## Recorded data

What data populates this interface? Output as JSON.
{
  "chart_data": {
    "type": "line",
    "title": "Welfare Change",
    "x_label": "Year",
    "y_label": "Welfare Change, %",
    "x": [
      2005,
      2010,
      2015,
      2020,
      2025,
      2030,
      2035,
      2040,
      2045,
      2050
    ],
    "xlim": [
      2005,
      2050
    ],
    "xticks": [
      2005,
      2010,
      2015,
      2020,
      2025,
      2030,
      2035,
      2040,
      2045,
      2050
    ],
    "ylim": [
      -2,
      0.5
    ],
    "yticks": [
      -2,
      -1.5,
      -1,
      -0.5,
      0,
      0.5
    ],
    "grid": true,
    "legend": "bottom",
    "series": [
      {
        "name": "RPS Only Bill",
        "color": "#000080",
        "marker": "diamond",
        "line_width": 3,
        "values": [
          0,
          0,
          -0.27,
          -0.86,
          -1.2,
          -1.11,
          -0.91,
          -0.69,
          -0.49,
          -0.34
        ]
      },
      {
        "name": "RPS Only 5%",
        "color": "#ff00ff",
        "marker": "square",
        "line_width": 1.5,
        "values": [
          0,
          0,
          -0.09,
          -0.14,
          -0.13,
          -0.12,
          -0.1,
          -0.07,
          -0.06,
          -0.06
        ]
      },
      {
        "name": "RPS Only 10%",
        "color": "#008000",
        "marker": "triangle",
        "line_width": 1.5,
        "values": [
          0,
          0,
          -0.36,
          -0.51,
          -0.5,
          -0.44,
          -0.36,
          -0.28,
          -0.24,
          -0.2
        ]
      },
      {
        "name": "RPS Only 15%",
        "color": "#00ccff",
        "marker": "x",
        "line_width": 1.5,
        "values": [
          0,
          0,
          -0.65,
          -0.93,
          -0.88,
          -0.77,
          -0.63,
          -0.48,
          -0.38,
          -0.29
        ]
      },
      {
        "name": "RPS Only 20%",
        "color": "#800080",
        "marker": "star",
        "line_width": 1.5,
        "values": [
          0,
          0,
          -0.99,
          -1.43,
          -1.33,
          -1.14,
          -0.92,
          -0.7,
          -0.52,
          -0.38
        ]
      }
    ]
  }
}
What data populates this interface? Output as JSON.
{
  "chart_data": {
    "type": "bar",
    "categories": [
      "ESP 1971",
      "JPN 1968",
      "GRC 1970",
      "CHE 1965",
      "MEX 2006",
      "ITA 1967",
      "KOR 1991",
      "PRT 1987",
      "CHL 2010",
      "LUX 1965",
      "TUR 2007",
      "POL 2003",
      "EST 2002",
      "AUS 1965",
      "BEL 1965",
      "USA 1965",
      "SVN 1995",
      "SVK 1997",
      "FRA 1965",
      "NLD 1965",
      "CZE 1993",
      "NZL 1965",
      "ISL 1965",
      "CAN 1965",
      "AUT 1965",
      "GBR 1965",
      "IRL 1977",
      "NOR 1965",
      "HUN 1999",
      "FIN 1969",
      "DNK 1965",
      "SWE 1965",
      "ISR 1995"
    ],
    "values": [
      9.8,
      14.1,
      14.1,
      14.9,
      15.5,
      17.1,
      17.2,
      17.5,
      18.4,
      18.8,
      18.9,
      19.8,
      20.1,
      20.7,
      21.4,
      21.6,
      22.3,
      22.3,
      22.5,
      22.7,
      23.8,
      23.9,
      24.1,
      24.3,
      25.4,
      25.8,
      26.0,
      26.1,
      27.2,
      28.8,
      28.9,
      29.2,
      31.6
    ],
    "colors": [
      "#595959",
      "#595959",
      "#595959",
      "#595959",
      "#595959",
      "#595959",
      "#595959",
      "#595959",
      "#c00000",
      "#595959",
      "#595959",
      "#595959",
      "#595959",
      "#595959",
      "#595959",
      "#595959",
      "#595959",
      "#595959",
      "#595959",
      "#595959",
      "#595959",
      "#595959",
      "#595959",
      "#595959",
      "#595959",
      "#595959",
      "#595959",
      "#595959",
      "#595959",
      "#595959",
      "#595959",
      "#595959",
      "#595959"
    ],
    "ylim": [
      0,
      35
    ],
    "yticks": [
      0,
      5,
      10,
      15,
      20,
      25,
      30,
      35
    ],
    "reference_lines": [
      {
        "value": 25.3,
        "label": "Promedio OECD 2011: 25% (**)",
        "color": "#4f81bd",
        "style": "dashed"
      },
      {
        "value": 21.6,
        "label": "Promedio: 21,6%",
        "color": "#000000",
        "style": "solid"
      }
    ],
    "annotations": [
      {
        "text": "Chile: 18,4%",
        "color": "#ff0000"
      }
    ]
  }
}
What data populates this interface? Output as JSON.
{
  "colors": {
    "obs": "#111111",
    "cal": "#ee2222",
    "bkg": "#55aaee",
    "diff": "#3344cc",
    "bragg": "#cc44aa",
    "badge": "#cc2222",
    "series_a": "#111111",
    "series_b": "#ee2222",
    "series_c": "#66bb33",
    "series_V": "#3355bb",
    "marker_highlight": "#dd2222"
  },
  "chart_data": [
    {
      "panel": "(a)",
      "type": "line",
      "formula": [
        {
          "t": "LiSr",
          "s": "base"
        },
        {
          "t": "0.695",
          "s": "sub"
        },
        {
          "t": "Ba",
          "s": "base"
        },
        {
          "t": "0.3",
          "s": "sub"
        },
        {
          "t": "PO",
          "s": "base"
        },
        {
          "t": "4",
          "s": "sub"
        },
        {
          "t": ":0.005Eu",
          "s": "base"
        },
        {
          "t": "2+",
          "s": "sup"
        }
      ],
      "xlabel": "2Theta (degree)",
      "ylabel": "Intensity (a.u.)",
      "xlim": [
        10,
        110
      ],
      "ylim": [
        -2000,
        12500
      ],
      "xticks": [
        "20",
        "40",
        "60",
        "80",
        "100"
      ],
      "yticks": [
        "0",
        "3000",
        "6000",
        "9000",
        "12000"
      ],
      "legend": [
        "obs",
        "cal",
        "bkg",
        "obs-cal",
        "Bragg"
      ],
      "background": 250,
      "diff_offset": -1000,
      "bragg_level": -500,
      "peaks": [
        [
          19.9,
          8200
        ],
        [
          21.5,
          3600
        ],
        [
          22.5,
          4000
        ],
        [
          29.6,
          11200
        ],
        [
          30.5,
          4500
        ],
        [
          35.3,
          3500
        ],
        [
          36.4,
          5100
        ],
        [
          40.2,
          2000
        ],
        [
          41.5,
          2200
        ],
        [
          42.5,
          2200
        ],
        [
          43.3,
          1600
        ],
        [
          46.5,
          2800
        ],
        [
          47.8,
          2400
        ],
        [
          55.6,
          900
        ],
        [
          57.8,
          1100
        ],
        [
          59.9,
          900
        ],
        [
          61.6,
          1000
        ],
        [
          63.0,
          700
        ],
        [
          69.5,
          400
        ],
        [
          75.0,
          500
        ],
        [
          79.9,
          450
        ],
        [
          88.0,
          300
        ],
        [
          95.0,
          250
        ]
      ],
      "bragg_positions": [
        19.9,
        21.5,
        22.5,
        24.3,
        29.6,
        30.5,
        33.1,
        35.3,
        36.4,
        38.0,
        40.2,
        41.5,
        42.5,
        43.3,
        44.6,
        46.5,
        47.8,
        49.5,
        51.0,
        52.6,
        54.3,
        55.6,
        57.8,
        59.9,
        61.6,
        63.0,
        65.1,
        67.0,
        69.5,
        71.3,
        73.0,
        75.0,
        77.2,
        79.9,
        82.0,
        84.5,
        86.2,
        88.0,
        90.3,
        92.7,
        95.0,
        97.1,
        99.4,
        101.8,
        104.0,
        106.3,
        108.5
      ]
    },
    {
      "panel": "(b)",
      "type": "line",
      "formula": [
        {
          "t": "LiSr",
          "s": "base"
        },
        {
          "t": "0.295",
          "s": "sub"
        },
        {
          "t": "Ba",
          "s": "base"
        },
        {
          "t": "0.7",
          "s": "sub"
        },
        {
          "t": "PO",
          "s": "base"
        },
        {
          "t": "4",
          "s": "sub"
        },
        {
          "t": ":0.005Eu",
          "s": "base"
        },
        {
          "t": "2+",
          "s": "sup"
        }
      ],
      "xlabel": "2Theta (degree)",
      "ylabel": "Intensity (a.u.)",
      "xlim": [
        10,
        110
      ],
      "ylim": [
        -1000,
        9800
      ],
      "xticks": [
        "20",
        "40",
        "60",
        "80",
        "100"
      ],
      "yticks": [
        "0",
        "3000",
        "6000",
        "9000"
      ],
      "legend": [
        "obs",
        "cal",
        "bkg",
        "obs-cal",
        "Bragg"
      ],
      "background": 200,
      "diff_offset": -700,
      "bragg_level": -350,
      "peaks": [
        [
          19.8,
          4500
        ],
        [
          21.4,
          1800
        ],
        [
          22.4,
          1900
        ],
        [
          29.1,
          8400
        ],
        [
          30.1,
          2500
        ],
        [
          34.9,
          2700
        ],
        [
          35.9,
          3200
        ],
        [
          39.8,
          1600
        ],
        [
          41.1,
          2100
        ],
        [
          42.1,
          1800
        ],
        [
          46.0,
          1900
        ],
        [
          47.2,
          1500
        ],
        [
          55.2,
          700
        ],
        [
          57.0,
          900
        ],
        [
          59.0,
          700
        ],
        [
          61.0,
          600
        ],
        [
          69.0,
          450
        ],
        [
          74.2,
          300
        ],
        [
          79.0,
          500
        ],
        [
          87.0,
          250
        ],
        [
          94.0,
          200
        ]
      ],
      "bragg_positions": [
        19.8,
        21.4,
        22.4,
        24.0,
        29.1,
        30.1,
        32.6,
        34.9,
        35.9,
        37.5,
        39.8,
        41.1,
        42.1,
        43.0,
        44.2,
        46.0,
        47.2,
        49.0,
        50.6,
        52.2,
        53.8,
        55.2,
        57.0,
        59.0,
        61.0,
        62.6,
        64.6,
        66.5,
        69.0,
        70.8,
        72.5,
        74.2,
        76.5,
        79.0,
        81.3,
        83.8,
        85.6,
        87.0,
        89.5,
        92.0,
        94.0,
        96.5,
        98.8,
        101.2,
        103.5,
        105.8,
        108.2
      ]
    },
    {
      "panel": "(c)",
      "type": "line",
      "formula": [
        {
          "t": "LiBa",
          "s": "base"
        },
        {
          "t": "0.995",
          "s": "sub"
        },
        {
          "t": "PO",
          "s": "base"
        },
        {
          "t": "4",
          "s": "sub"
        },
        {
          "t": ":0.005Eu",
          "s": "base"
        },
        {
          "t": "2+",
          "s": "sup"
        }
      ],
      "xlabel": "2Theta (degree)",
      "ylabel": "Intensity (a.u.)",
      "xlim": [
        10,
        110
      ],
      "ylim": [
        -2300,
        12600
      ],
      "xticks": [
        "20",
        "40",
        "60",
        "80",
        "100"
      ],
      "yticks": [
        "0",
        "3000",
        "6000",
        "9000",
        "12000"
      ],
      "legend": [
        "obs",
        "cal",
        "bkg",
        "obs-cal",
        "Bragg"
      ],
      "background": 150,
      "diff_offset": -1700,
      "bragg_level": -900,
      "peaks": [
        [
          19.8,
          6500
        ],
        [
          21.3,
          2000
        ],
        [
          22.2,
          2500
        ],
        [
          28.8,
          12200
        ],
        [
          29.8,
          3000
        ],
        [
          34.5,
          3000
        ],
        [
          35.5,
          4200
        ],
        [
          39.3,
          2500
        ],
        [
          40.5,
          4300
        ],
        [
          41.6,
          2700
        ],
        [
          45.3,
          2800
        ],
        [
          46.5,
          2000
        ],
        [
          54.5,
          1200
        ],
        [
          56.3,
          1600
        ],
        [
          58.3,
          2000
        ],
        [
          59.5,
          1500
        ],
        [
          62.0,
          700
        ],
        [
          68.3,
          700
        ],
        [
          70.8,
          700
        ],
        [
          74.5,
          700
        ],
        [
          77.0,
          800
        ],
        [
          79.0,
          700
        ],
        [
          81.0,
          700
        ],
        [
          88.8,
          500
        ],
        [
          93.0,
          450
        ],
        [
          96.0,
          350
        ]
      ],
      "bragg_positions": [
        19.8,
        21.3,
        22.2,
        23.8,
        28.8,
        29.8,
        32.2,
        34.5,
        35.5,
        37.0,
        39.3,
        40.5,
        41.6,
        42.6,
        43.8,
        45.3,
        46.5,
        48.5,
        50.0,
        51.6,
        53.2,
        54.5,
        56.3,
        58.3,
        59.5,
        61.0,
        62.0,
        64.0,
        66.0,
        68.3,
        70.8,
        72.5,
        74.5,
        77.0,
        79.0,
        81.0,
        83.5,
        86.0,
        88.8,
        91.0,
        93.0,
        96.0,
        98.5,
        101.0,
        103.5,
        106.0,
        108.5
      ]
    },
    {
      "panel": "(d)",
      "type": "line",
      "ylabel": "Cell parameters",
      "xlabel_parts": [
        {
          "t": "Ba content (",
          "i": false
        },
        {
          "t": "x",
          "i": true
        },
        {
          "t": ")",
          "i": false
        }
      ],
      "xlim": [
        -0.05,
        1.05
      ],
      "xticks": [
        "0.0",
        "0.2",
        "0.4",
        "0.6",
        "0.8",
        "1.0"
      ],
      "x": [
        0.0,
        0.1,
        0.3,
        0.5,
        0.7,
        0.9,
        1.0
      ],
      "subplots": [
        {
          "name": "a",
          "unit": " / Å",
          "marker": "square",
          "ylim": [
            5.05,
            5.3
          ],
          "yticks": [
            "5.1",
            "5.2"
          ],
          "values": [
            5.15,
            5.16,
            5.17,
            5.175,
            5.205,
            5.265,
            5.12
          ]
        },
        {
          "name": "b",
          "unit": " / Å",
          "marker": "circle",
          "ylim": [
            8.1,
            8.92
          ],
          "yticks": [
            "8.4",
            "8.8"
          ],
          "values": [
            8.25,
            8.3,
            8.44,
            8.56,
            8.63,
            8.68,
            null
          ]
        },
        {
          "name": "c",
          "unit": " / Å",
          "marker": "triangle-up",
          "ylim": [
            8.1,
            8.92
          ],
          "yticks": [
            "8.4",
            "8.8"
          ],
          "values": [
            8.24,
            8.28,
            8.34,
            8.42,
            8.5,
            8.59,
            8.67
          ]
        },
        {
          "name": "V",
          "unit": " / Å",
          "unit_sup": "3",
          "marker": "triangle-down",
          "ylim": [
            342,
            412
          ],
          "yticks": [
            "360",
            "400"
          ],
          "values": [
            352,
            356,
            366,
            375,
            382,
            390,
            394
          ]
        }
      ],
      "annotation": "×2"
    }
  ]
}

## What needs to be done
Work through the records above line by line and count those that hold the string "background". Give only the result.

## The solution
3